### Collected data
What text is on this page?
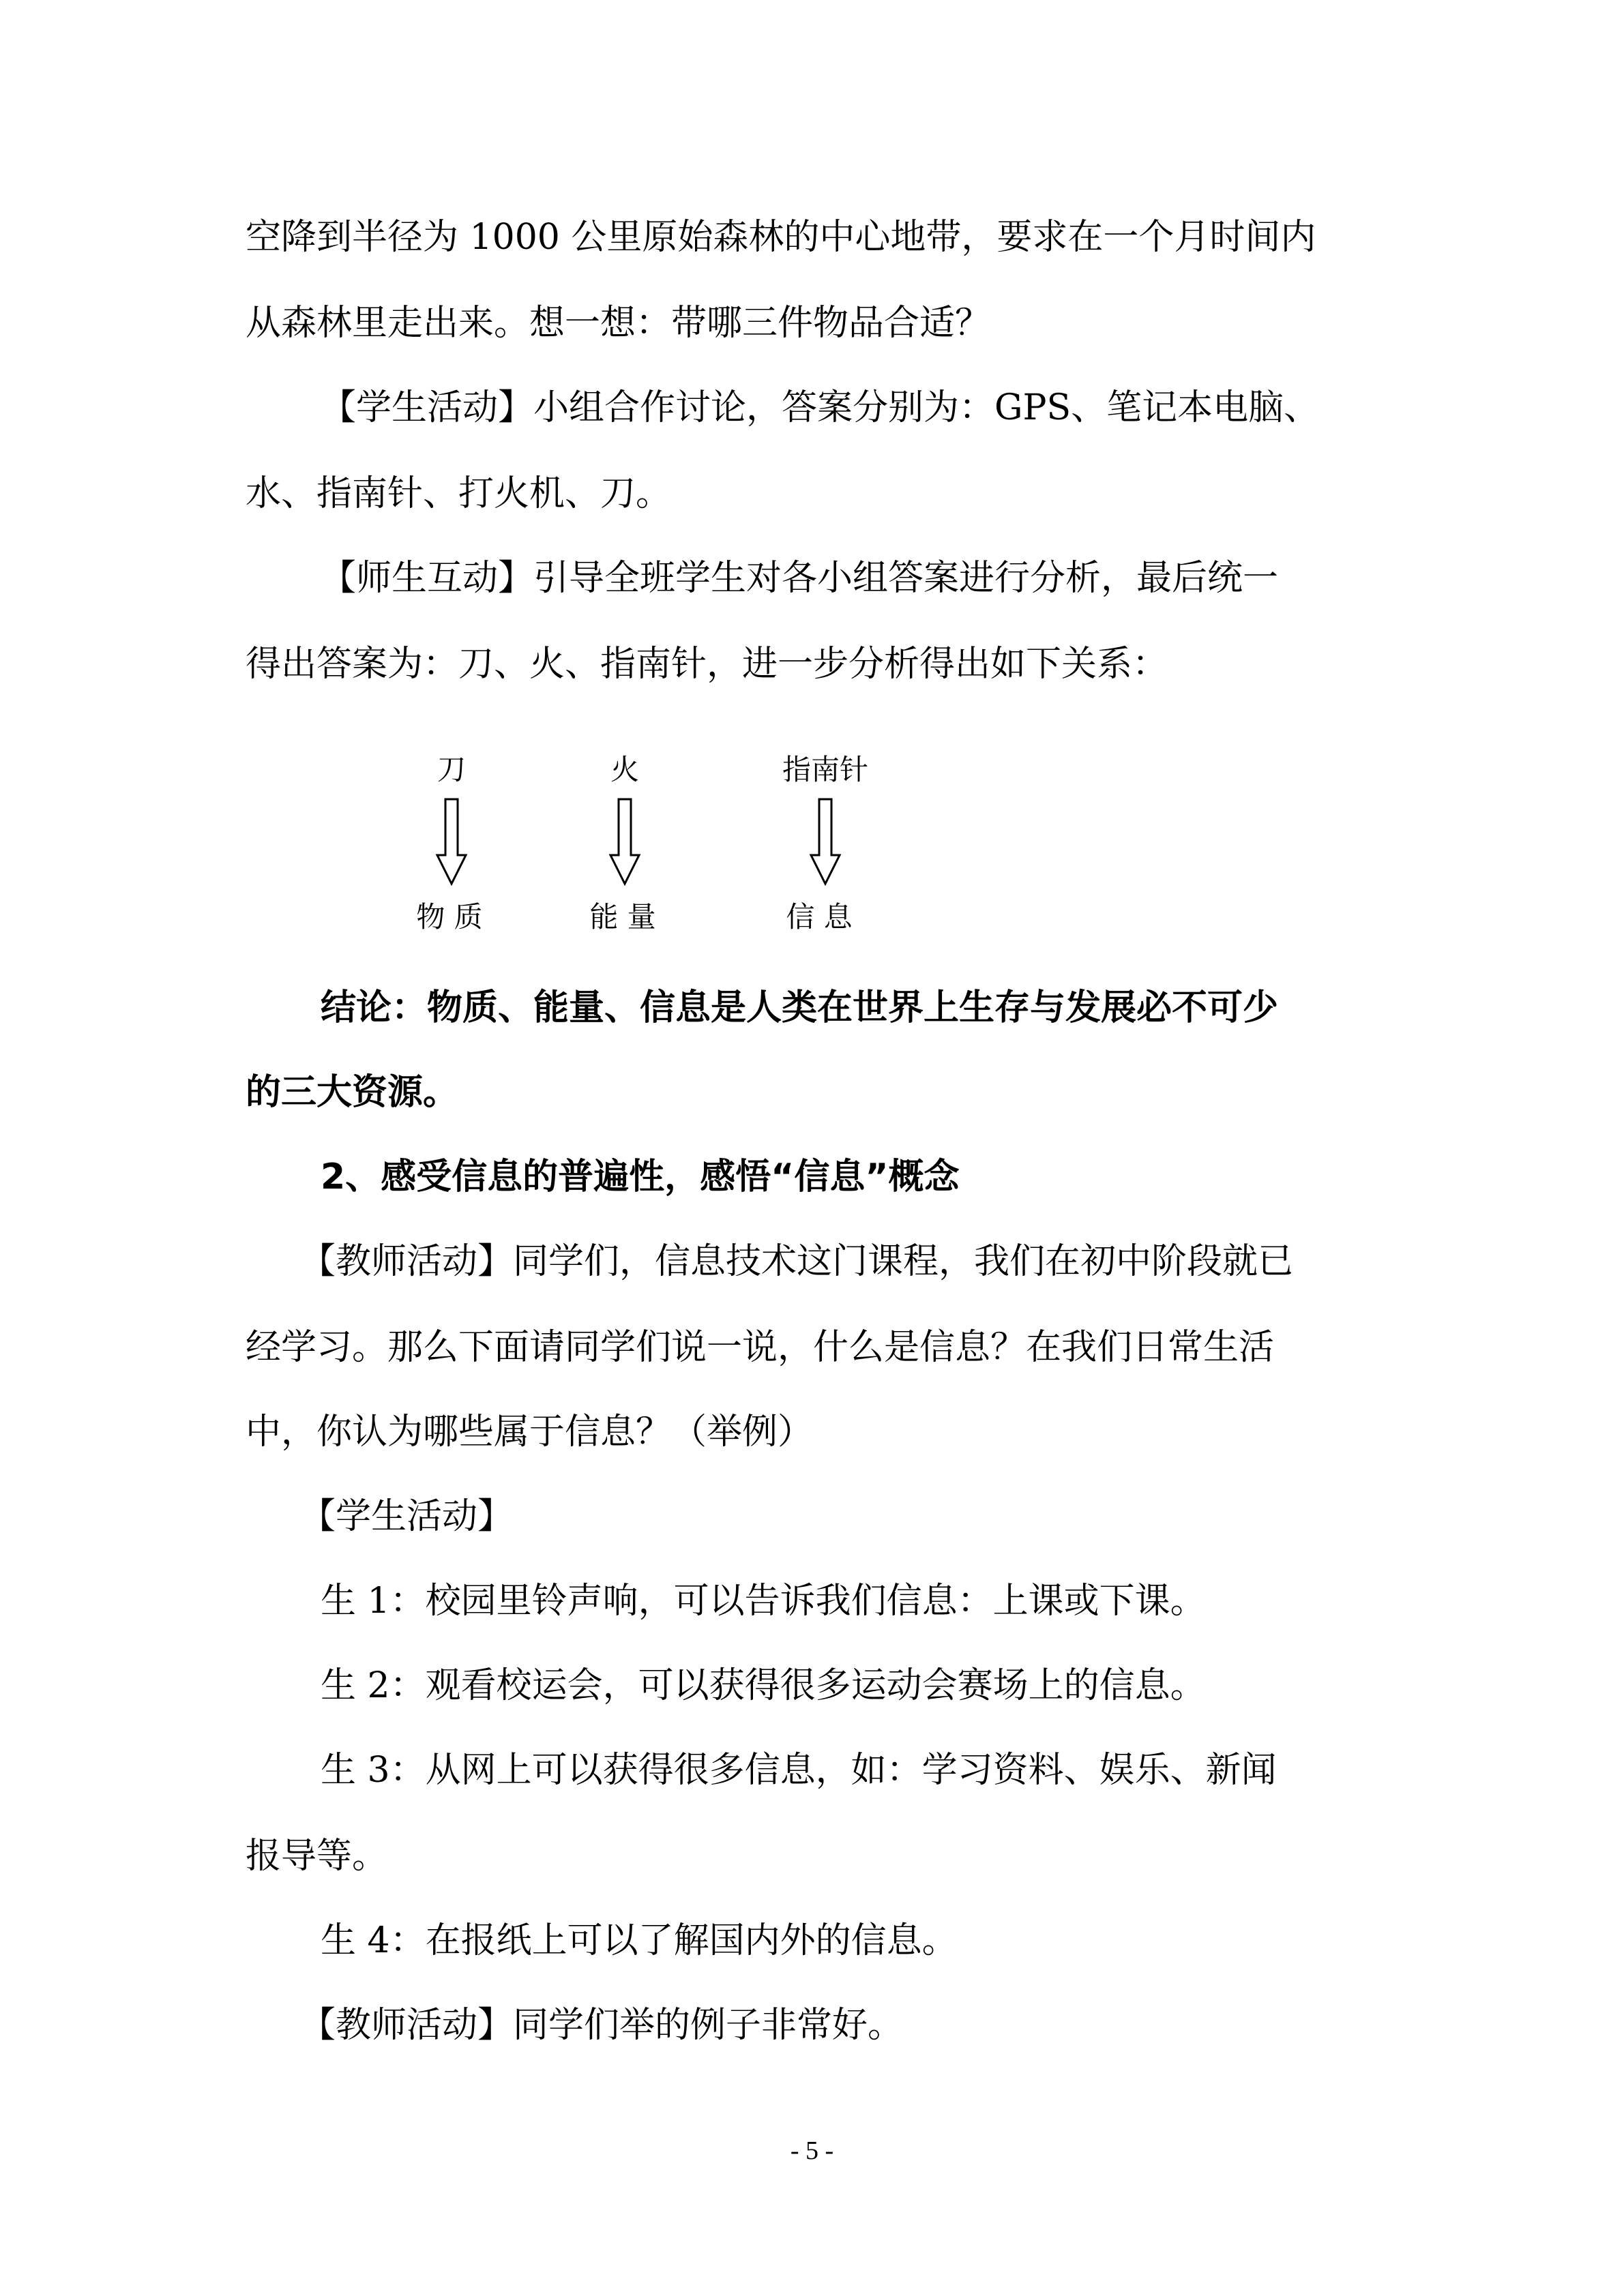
空降到半径为 1000 公里原始森林的中心地带，要求在一个月时间内
从森林里走出来。想一想：带哪三件物品合适？
【学生活动】小组合作讨论，答案分别为：GPS、笔记本电脑、
水、指南针、打火机、刀。
【师生互动】引导全班学生对各小组答案进行分析，最后统一
得出答案为：刀、火、指南针，进一步分析得出如下关系：
刀	火	指南针
物 质	能 量	信 息
结论：物质、能量、信息是人类在世界上生存与发展必不可少
的三大资源。
2、感受信息的普遍性，感悟“信息”概念
【教师活动】同学们，信息技术这门课程，我们在初中阶段就已
经学习。那么下面请同学们说一说，什么是信息？在我们日常生活
中，你认为哪些属于信息？（举例）
【学生活动】
生 1：校园里铃声响，可以告诉我们信息：上课或下课。
生 2：观看校运会，可以获得很多运动会赛场上的信息。
生 3：从网上可以获得很多信息，如：学习资料、娱乐、新闻
报导等。
生 4：在报纸上可以了解国内外的信息。
【教师活动】同学们举的例子非常好。
- 5 -
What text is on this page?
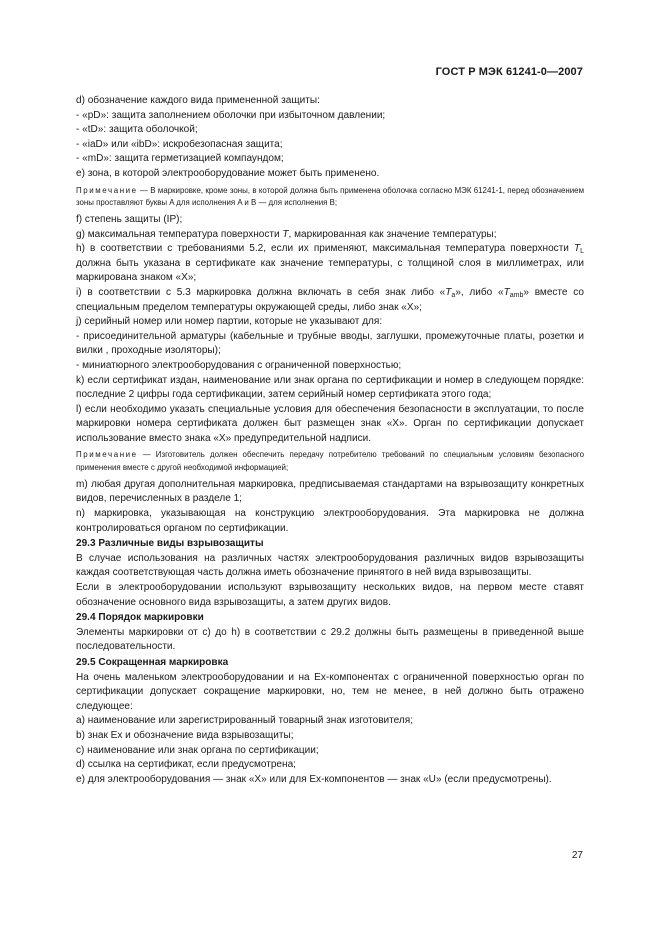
ГОСТ Р МЭК 61241-0—2007

d) обозначение каждого вида примененной защиты:

- «pD»: защита заполнением оболочки при избыточном давлении;

- «tD»: защита оболочкой;

- «iaD» или «ibD»: искробезопасная защита;

- «mD»: защита герметизацией компаундом;

e) зона, в которой электрооборудование может быть применено.

Примечание — В маркировке, кроме зоны, в которой должна быть применена оболочка согласно МЭК 61241-1, перед обозначением зоны проставляют буквы A для исполнения A и B — для исполнения B;

f) степень защиты (IP);

g) максимальная температура поверхности T, маркированная как значение температуры;

h) в соответствии с требованиями 5.2, если их применяют, максимальная температура поверхности $T_L$ должна быть указана в сертификате как значение температуры, с толщиной слоя в миллиметрах, или маркирована знаком «X»;

i) в соответствии с 5.3 маркировка должна включать в себя знак либо «$T_a$», либо «$T_{amb}$» вместе со специальным пределом температуры окружающей среды, либо знак «X»;

j) серийный номер или номер партии, которые не указывают для:

- присоединительной арматуры (кабельные и трубные вводы, заглушки, промежуточные платы, розетки и вилки , проходные изоляторы);

- миниатюрного электрооборудования с ограниченной поверхностью;

k) если сертификат издан, наименование или знак органа по сертификации и номер в следующем порядке: последние 2 цифры года сертификации, затем серийный номер сертификата этого года;

l) если необходимо указать специальные условия для обеспечения безопасности в эксплуатации, то после маркировки номера сертификата должен быт размещен знак «X». Орган по сертификации допускает использование вместо знака «X» предупредительной надписи.

Примечание — Изготовитель должен обеспечить передачу потребителю требований по специальным условиям безопасного применения вместе с другой необходимой информацией;

m) любая другая дополнительная маркировка, предписываемая стандартами на взрывозащиту конкретных видов, перечисленных в разделе 1;

n) маркировка, указывающая на конструкцию электрооборудования. Эта маркировка не должна контролироваться органом по сертификации.

29.3 Различные виды взрывозащиты

В случае использования на различных частях электрооборудования различных видов взрывозащиты каждая соответствующая часть должна иметь обозначение принятого в ней вида взрывозащиты.

Если в электрооборудовании используют взрывозащиту нескольких видов, на первом месте ставят обозначение основного вида взрывозащиты, а затем других видов.

29.4 Порядок маркировки

Элементы маркировки от c) до h) в соответствии с 29.2 должны быть размещены в приведенной выше последовательности.

29.5 Сокращенная маркировка

На очень маленьком электрооборудовании и на Ex-компонентах с ограниченной поверхностью орган по сертификации допускает сокращение маркировки, но, тем не менее, в ней должно быть отражено следующее:

a) наименование или зарегистрированный товарный знак изготовителя;

b) знак Ex и обозначение вида взрывозащиты;

c) наименование или знак органа по сертификации;

d) ссылка на сертификат, если предусмотрена;

e) для электрооборудования — знак «X» или для Ex-компонентов — знак «U» (если предусмотрены).

27
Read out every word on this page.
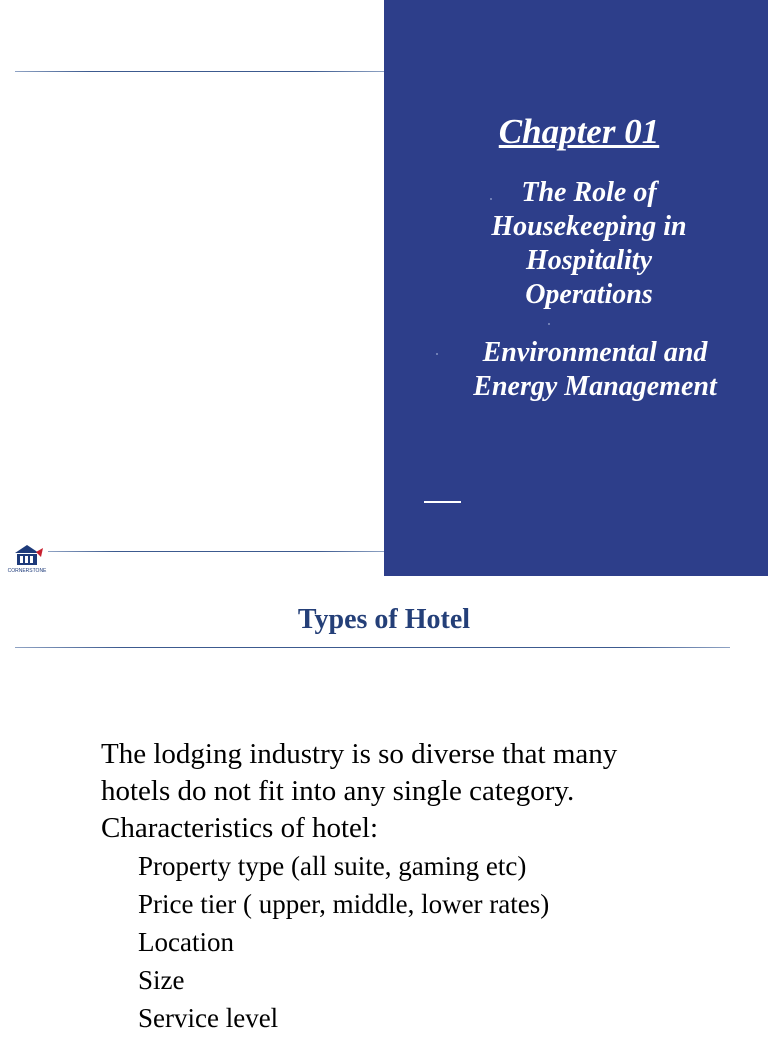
CORNERSTONE
Chapter 01
The Role of
Housekeeping in
Hospitality
Operations
Environmental and
Energy Management
Types of Hotel

The lodging industry is so diverse that many

hotels do not fit into any single category.

Characteristics of hotel:

Property type (all suite, gaming etc)

Price tier ( upper, middle, lower rates)

Location

Size

Service level
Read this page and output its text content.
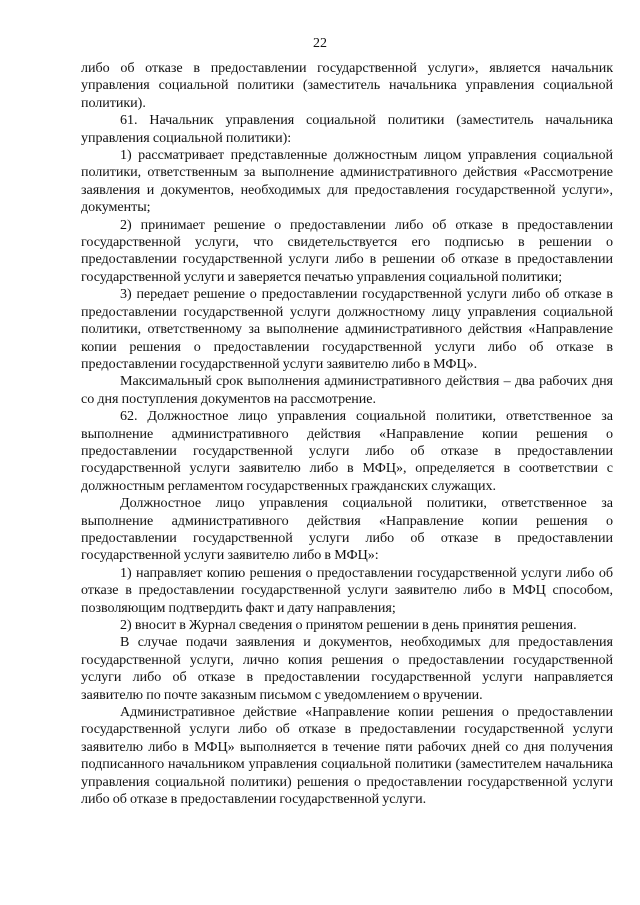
22

либо об отказе в предоставлении государственной услуги», является начальник управления социальной политики (заместитель начальника управления социальной политики).

61. Начальник управления социальной политики (заместитель начальника управления социальной политики):

1) рассматривает представленные должностным лицом управления социальной политики, ответственным за выполнение административного действия «Рассмотрение заявления и документов, необходимых для предоставления государственной услуги», документы;

2) принимает решение о предоставлении либо об отказе в предоставлении государственной услуги, что свидетельствуется его подписью в решении о предоставлении государственной услуги либо в решении об отказе в предоставлении государственной услуги и заверяется печатью управления социальной политики;

3) передает решение о предоставлении государственной услуги либо об отказе в предоставлении государственной услуги должностному лицу управления социальной политики, ответственному за выполнение административного действия «Направление копии решения о предоставлении государственной услуги либо об отказе в предоставлении государственной услуги заявителю либо в МФЦ».

Максимальный срок выполнения административного действия – два рабочих дня со дня поступления документов на рассмотрение.

62. Должностное лицо управления социальной политики, ответственное за выполнение административного действия «Направление копии решения о предоставлении государственной услуги либо об отказе в предоставлении государственной услуги заявителю либо в МФЦ», определяется в соответствии с должностным регламентом государственных гражданских служащих.

Должностное лицо управления социальной политики, ответственное за выполнение административного действия «Направление копии решения о предоставлении государственной услуги либо об отказе в предоставлении государственной услуги заявителю либо в МФЦ»:

1) направляет копию решения о предоставлении государственной услуги либо об отказе в предоставлении государственной услуги заявителю либо в МФЦ способом, позволяющим подтвердить факт и дату направления;

2) вносит в Журнал сведения о принятом решении в день принятия решения.

В случае подачи заявления и документов, необходимых для предоставления государственной услуги, лично копия решения о предоставлении государственной услуги либо об отказе в предоставлении государственной услуги направляется заявителю по почте заказным письмом с уведомлением о вручении.

Административное действие «Направление копии решения о предоставлении государственной услуги либо об отказе в предоставлении государственной услуги заявителю либо в МФЦ» выполняется в течение пяти рабочих дней со дня получения подписанного начальником управления социальной политики (заместителем начальника управления социальной политики) решения о предоставлении государственной услуги либо об отказе в предоставлении государственной услуги.
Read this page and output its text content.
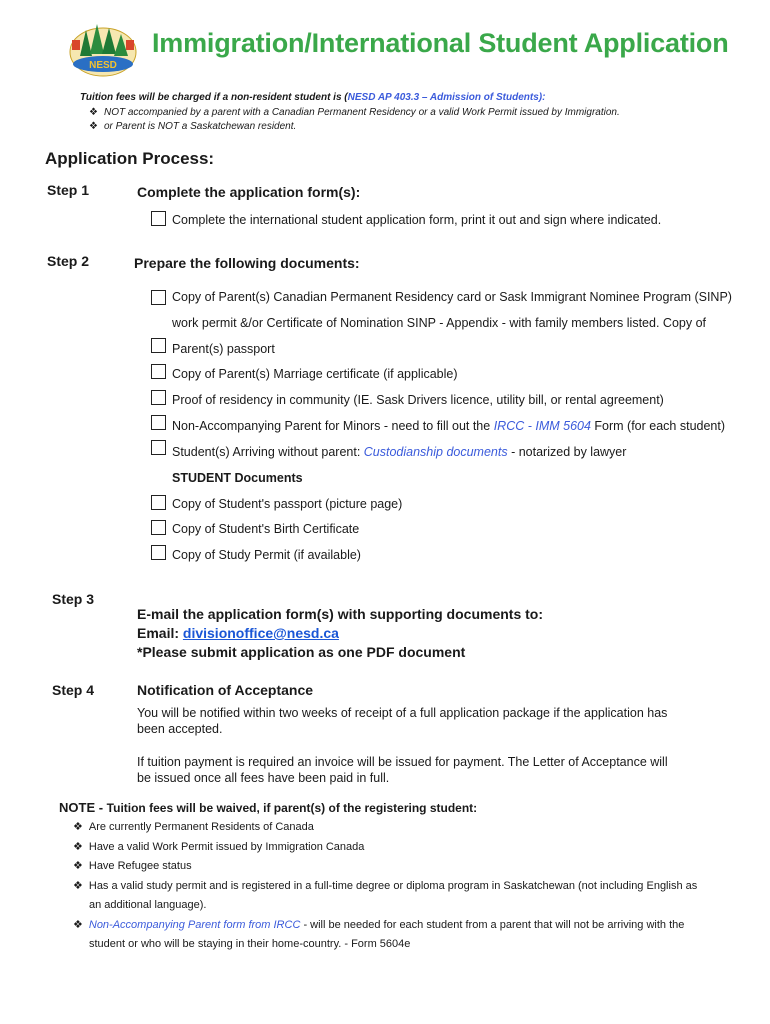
NESD
Immigration/International Student Application
Tuition fees will be charged if a non-resident student is (NESD AP 403.3 – Admission of Students):
❖ NOT accompanied by a parent with a Canadian Permanent Residency or a valid Work Permit issued by Immigration.
❖ or Parent is NOT a Saskatchewan resident.
Application Process:
Step 1	Complete the application form(s):
Complete the international student application form, print it out and sign where indicated.
Step 2	Prepare the following documents:
Copy of Parent(s) Canadian Permanent Residency card or Sask Immigrant Nominee Program (SINP)
work permit &/or Certificate of Nomination SINP - Appendix - with family members listed. Copy of
Parent(s) passport
Copy of Parent(s) Marriage certificate (if applicable)
Proof of residency in community (IE. Sask Drivers licence, utility bill, or rental agreement)
Non-Accompanying Parent for Minors - need to fill out the IRCC - IMM 5604 Form (for each student)
Student(s) Arriving without parent: Custodianship documents - notarized by lawyer
STUDENT Documents
Copy of Student's passport (picture page)
Copy of Student's Birth Certificate
Copy of Study Permit (if available)
Step 3
E-mail the application form(s) with supporting documents to:
Email: divisionoffice@nesd.ca
*Please submit application as one PDF document
Step 4	Notification of Acceptance
You will be notified within two weeks of receipt of a full application package if the application has been accepted.
If tuition payment is required an invoice will be issued for payment. The Letter of Acceptance will be issued once all fees have been paid in full.
NOTE - Tuition fees will be waived, if parent(s) of the registering student:
❖ Are currently Permanent Residents of Canada
❖ Have a valid Work Permit issued by Immigration Canada
❖ Have Refugee status
❖ Has a valid study permit and is registered in a full-time degree or diploma program in Saskatchewan (not including English as
an additional language).
❖ Non-Accompanying Parent form from IRCC - will be needed for each student from a parent that will not be arriving with the
student or who will be staying in their home-country. - Form 5604e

### Exercise requirements
Return each line of the listing that holds the string "Canada".

### Complete response
❖ Are currently Permanent Residents of Canada
❖ Have a valid Work Permit issued by Immigration Canada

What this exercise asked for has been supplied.